GOAL: Take each line containing the word "JSON" and copy it.

(Dataset listings of figures)
** Begin **

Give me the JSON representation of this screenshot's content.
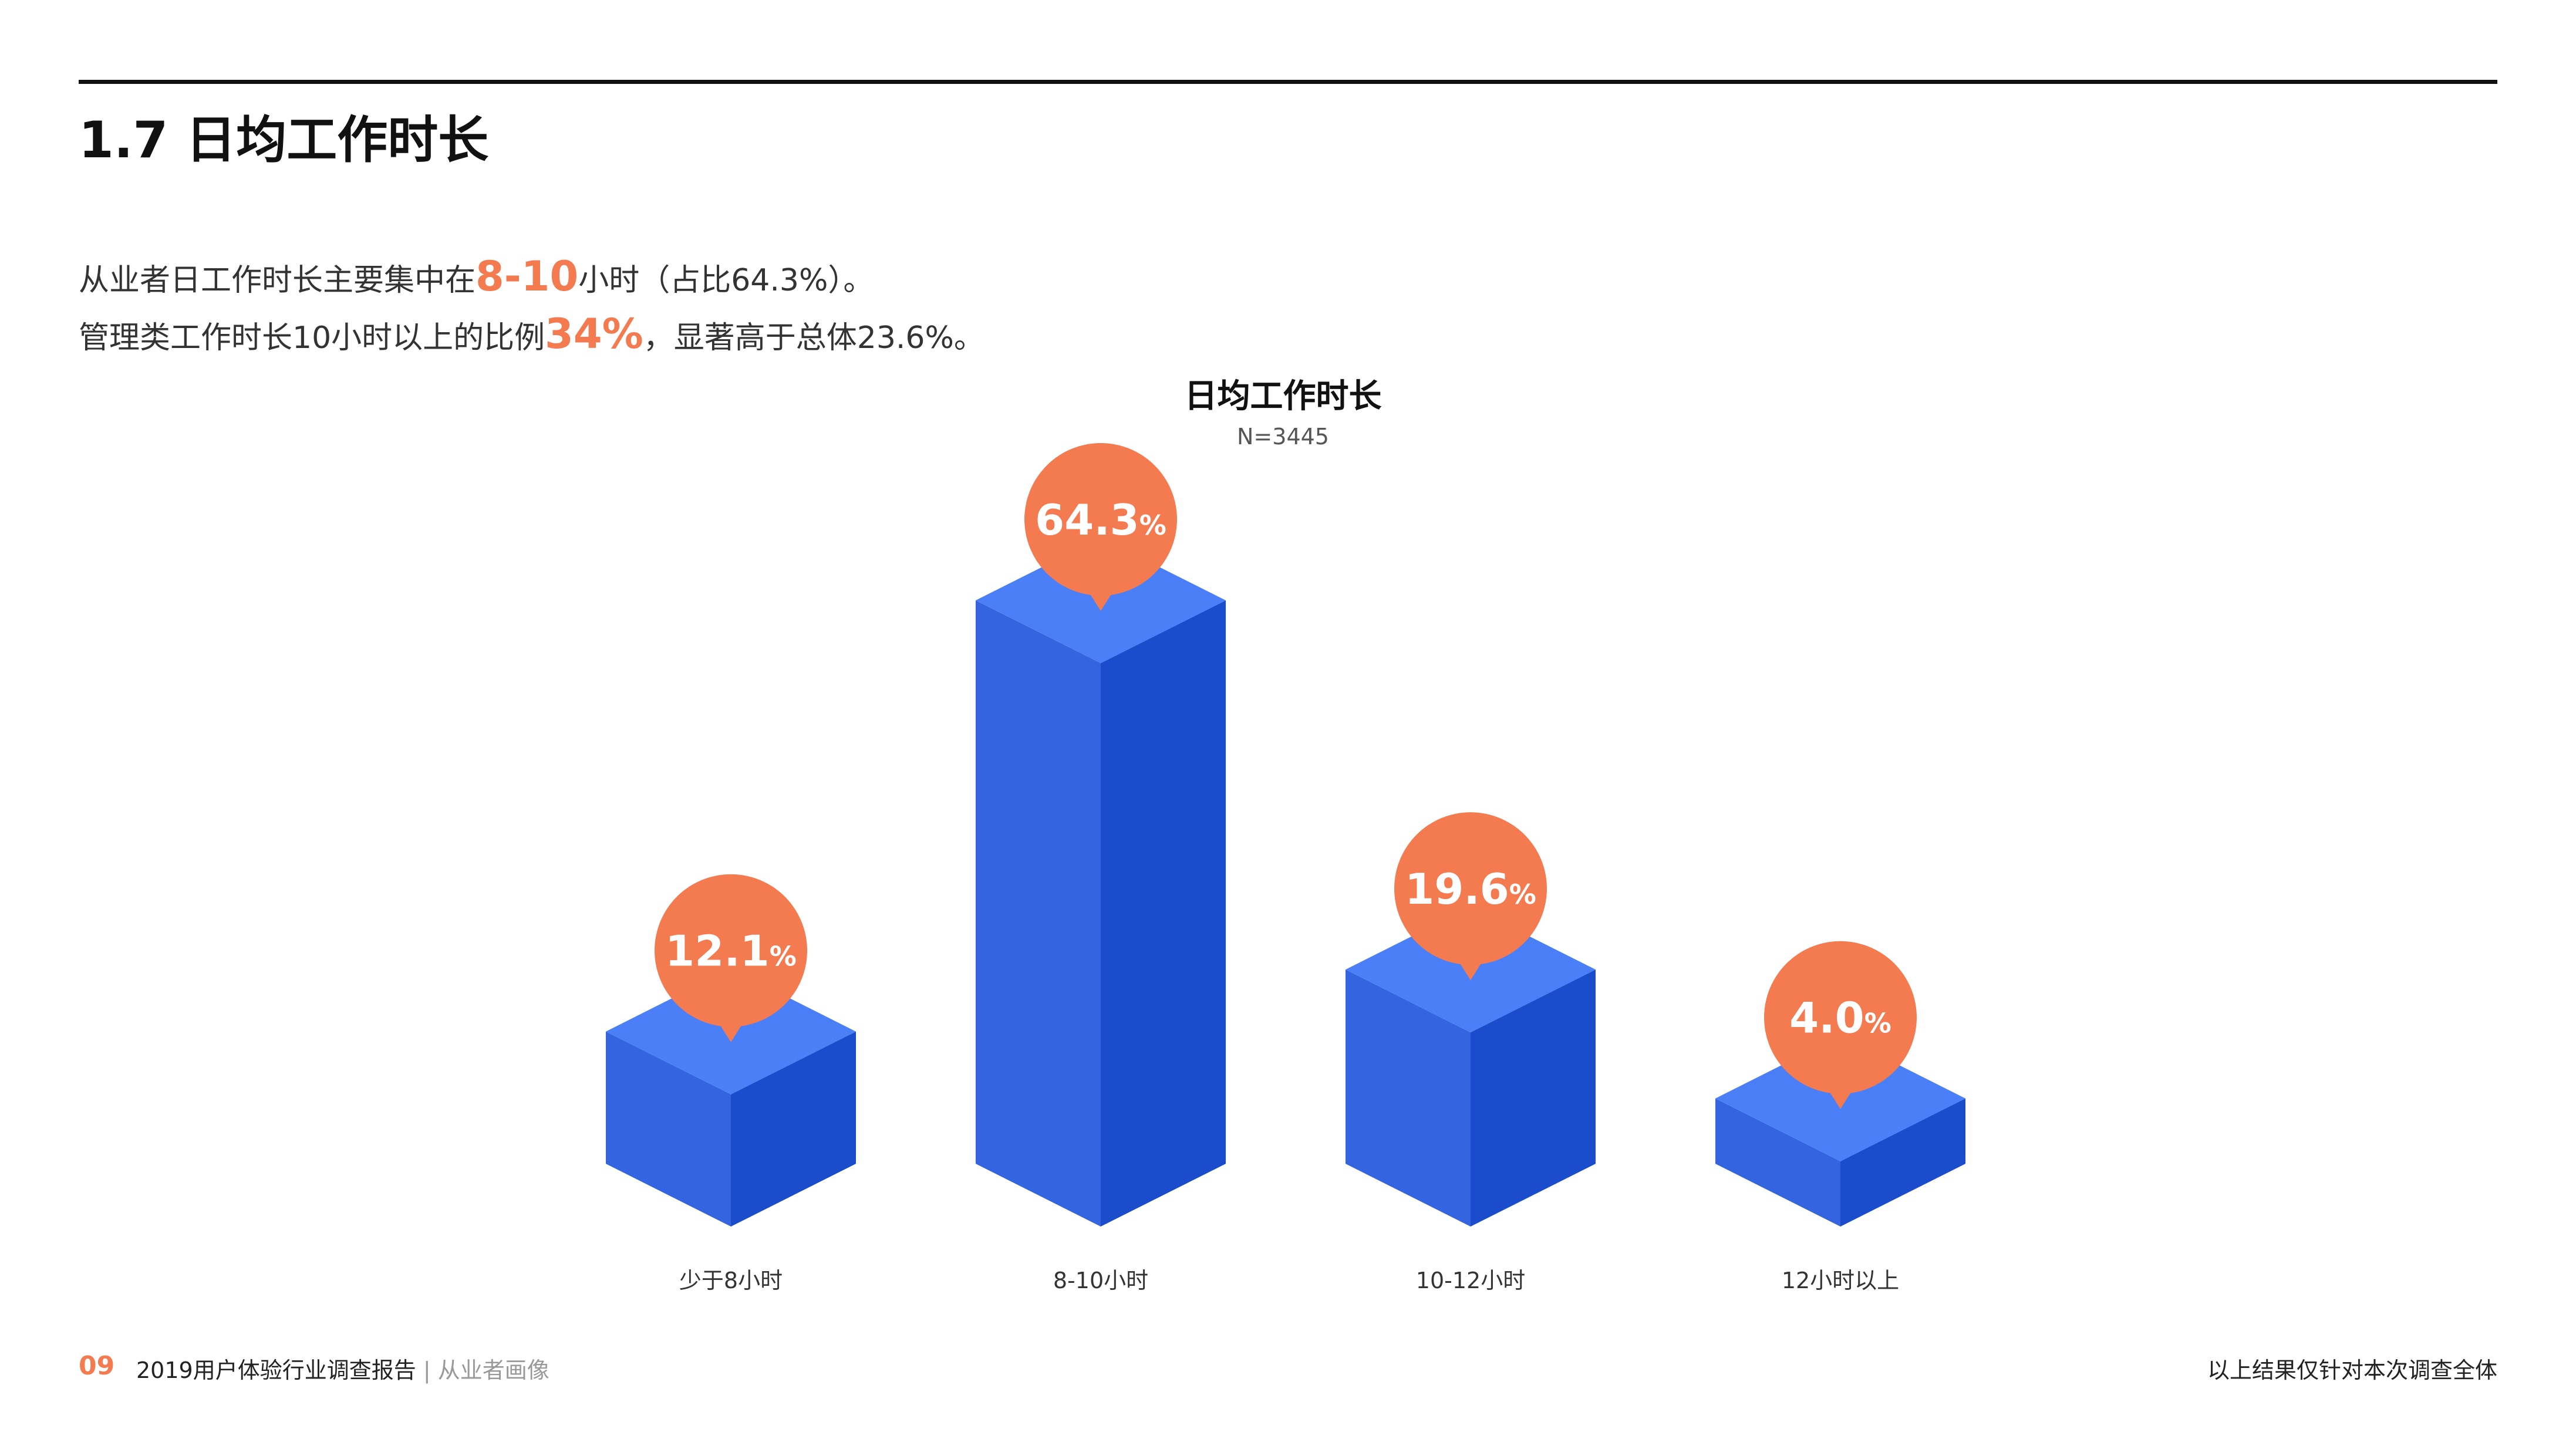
{
  "header": {
    "title": "1.7 日均工作时长"
  },
  "summary": {
    "line1": {
      "pre": "从业者日工作时长主要集中在",
      "highlight": "8-10",
      "post": "小时（占比64.3%）。"
    },
    "line2": {
      "pre": "管理类工作时长10小时以上的比例",
      "highlight": "34%",
      "post": "，显著高于总体23.6%。"
    }
  },
  "chart_data": {
    "type": "bar",
    "title": "日均工作时长",
    "subtitle": "N=3445",
    "categories": [
      "少于8小时",
      "8-10小时",
      "10-12小时",
      "12小时以上"
    ],
    "values": [
      12.1,
      64.3,
      19.6,
      4.0
    ],
    "value_labels": [
      "12.1",
      "64.3",
      "19.6",
      "4.0"
    ],
    "unit": "%",
    "colors": {
      "bar_top": "#4a7ff7",
      "bar_left": "#3464e0",
      "bar_right": "#1a4ccc",
      "label_bubble": "#f47a4f",
      "label_text": "#ffffff"
    }
  },
  "footer": {
    "page_number": "09",
    "report_title": "2019用户体验行业调查报告",
    "separator": "|",
    "section": "从业者画像",
    "note": "以上结果仅针对本次调查全体"
  }
}
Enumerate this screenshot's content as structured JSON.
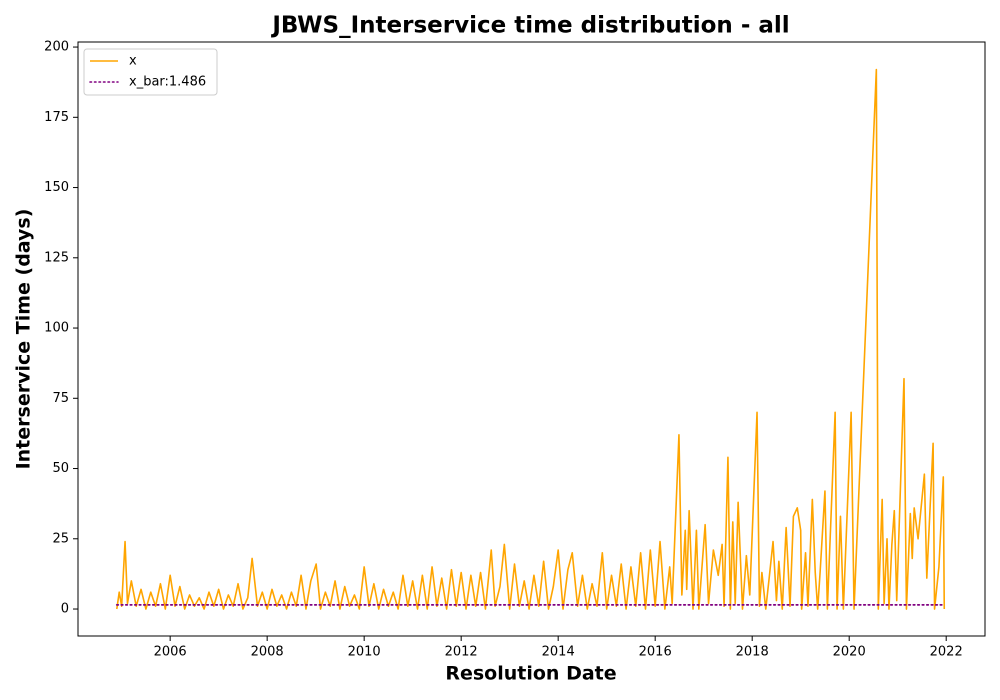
{
  "chart_data": {
    "type": "line",
    "title": "JBWS_Interservice time distribution - all",
    "x_label": "Resolution Date",
    "y_label": "Interservice Time (days)",
    "xlim": [
      2004.1,
      2022.8
    ],
    "ylim": [
      -9.6,
      201.8
    ],
    "xticks": [
      2006,
      2008,
      2010,
      2012,
      2014,
      2016,
      2018,
      2020,
      2022
    ],
    "yticks": [
      0,
      25,
      50,
      75,
      100,
      125,
      150,
      175,
      200
    ],
    "grid": false,
    "legend": "upper left",
    "series": [
      {
        "name": "x",
        "color": "#ffa500",
        "style": "solid",
        "x": [
          2004.9,
          2004.95,
          2005.0,
          2005.07,
          2005.12,
          2005.2,
          2005.3,
          2005.4,
          2005.5,
          2005.6,
          2005.7,
          2005.8,
          2005.9,
          2006.0,
          2006.1,
          2006.2,
          2006.3,
          2006.4,
          2006.5,
          2006.6,
          2006.7,
          2006.8,
          2006.9,
          2007.0,
          2007.1,
          2007.2,
          2007.3,
          2007.4,
          2007.5,
          2007.6,
          2007.69,
          2007.8,
          2007.9,
          2008.0,
          2008.1,
          2008.2,
          2008.3,
          2008.4,
          2008.5,
          2008.6,
          2008.7,
          2008.8,
          2008.9,
          2009.01,
          2009.1,
          2009.2,
          2009.3,
          2009.4,
          2009.5,
          2009.6,
          2009.7,
          2009.8,
          2009.9,
          2010.0,
          2010.1,
          2010.2,
          2010.3,
          2010.4,
          2010.5,
          2010.6,
          2010.7,
          2010.8,
          2010.9,
          2011.0,
          2011.1,
          2011.2,
          2011.3,
          2011.4,
          2011.5,
          2011.6,
          2011.7,
          2011.8,
          2011.9,
          2012.0,
          2012.1,
          2012.2,
          2012.3,
          2012.4,
          2012.5,
          2012.62,
          2012.7,
          2012.8,
          2012.89,
          2013.0,
          2013.1,
          2013.2,
          2013.3,
          2013.4,
          2013.5,
          2013.6,
          2013.7,
          2013.8,
          2013.9,
          2014.0,
          2014.1,
          2014.2,
          2014.29,
          2014.4,
          2014.5,
          2014.6,
          2014.7,
          2014.8,
          2014.91,
          2015.0,
          2015.1,
          2015.2,
          2015.3,
          2015.4,
          2015.5,
          2015.6,
          2015.7,
          2015.8,
          2015.9,
          2016.0,
          2016.1,
          2016.2,
          2016.3,
          2016.35,
          2016.49,
          2016.55,
          2016.62,
          2016.65,
          2016.7,
          2016.78,
          2016.85,
          2016.9,
          2017.03,
          2017.1,
          2017.2,
          2017.3,
          2017.38,
          2017.42,
          2017.5,
          2017.55,
          2017.6,
          2017.65,
          2017.71,
          2017.8,
          2017.88,
          2017.95,
          2018.1,
          2018.15,
          2018.2,
          2018.28,
          2018.35,
          2018.43,
          2018.5,
          2018.55,
          2018.62,
          2018.7,
          2018.78,
          2018.85,
          2018.93,
          2019.0,
          2019.02,
          2019.1,
          2019.15,
          2019.24,
          2019.3,
          2019.35,
          2019.4,
          2019.5,
          2019.55,
          2019.71,
          2019.75,
          2019.82,
          2019.88,
          2020.04,
          2020.1,
          2020.56,
          2020.6,
          2020.68,
          2020.72,
          2020.78,
          2020.82,
          2020.88,
          2020.93,
          2020.98,
          2021.13,
          2021.18,
          2021.26,
          2021.3,
          2021.34,
          2021.42,
          2021.55,
          2021.6,
          2021.73,
          2021.76,
          2021.85,
          2021.94,
          2021.96
        ],
        "values": [
          0,
          6,
          1,
          24,
          2,
          10,
          1,
          7,
          0,
          6,
          1,
          9,
          0,
          12,
          1,
          8,
          0,
          5,
          1,
          4,
          0,
          6,
          1,
          7,
          0,
          5,
          1,
          9,
          0,
          4,
          18,
          1,
          6,
          0,
          7,
          1,
          5,
          0,
          6,
          1,
          12,
          0,
          10,
          16,
          0,
          6,
          1,
          10,
          0,
          8,
          1,
          5,
          0,
          15,
          1,
          9,
          0,
          7,
          1,
          6,
          0,
          12,
          1,
          10,
          0,
          12,
          0,
          15,
          1,
          11,
          0,
          14,
          1,
          13,
          0,
          12,
          1,
          13,
          0,
          21,
          1,
          8,
          23,
          0,
          16,
          1,
          10,
          0,
          12,
          1,
          17,
          0,
          8,
          21,
          0,
          14,
          20,
          1,
          12,
          0,
          9,
          1,
          20,
          0,
          12,
          1,
          16,
          0,
          15,
          1,
          20,
          0,
          21,
          1,
          24,
          0,
          15,
          2,
          62,
          5,
          28,
          7,
          35,
          0,
          28,
          0,
          30,
          2,
          21,
          12,
          23,
          1,
          54,
          0,
          31,
          2,
          38,
          0,
          19,
          5,
          70,
          1,
          13,
          0,
          11,
          24,
          3,
          17,
          0,
          29,
          1,
          33,
          36,
          28,
          0,
          20,
          1,
          39,
          13,
          0,
          13,
          42,
          0,
          70,
          0,
          33,
          0,
          70,
          0,
          192,
          0,
          39,
          2,
          25,
          0,
          23,
          35,
          3,
          82,
          0,
          34,
          18,
          36,
          25,
          48,
          11,
          59,
          0,
          15,
          47,
          0
        ]
      },
      {
        "name": "x_bar:1.486",
        "color": "#800080",
        "style": "dotted",
        "x": [
          2004.9,
          2021.96
        ],
        "values": [
          1.486,
          1.486
        ]
      }
    ]
  }
}
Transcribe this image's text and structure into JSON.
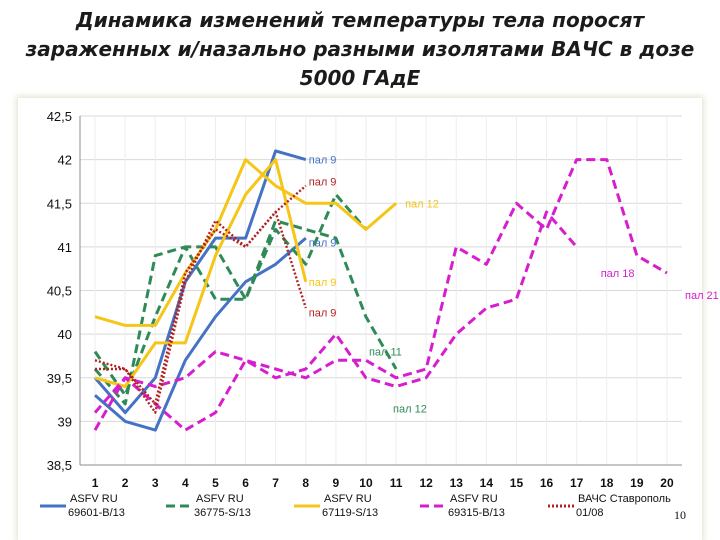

** End **

TASK ANSWER:
Give me the JSON representation of this screenshot's content.
Enumerate this screenshot's content as structured JSON.
Transcribe this image's text and structure into JSON.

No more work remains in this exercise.